» Instruction
In the records that follow, show each line where the word "Принципы" is present.
═══ Data shown
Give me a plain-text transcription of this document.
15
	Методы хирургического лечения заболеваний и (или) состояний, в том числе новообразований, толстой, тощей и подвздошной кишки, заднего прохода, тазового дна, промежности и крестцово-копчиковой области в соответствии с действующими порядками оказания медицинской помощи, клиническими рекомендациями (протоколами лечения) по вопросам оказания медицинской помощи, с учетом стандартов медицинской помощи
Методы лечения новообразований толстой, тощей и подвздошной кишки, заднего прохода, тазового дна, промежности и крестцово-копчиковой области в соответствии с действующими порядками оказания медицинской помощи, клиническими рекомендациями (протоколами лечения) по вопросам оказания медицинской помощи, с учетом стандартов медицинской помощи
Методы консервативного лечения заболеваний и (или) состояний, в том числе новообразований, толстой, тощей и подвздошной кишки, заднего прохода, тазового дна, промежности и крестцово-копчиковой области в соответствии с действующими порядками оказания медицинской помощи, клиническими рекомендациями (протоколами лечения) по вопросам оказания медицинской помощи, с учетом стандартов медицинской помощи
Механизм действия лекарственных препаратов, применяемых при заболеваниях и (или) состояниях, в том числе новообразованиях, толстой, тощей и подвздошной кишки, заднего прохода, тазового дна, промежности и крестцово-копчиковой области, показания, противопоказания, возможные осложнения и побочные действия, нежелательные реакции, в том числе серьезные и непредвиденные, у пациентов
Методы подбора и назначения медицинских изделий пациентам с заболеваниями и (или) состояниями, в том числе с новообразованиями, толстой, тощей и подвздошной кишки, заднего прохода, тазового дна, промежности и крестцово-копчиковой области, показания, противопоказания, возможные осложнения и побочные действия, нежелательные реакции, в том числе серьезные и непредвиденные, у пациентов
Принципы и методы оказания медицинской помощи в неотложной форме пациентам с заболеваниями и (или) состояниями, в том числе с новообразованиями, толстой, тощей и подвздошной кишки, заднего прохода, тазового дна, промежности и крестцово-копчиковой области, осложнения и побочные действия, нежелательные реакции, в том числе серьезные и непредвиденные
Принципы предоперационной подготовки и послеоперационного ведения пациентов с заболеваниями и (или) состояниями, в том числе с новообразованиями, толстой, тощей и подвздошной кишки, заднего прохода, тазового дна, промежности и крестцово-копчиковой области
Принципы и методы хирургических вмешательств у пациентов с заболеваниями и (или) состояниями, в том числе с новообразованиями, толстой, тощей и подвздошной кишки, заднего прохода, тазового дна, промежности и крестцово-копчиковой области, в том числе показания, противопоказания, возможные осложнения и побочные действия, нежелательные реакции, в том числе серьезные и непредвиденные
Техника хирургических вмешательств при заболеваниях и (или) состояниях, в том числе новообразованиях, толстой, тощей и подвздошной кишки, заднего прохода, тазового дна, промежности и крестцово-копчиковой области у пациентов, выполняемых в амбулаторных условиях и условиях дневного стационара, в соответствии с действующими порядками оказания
══════
» Written answer
Принципы и методы оказания медицинской помощи в неотложной форме пациентам с заболеваниями и (или) состояниями, в том числе с новообразованиями, толстой, тощей и подвздошной кишки, заднего прохода, тазового дна, промежности и крестцово-копчиковой области, осложнения и побочные действия, нежелательные реакции, в том числе серьезные и непредвиденные
Принципы предоперационной подготовки и послеоперационного ведения пациентов с заболеваниями и (или) состояниями, в том числе с новообразованиями, толстой, тощей и подвздошной кишки, заднего прохода, тазового дна, промежности и крестцово-копчиковой области
Принципы и методы хирургических вмешательств у пациентов с заболеваниями и (или) состояниями, в том числе с новообразованиями, толстой, тощей и подвздошной кишки, заднего прохода, тазового дна, промежности и крестцово-копчиковой области, в том числе показания, противопоказания, возможные осложнения и побочные действия, нежелательные реакции, в том числе серьезные и непредвиденные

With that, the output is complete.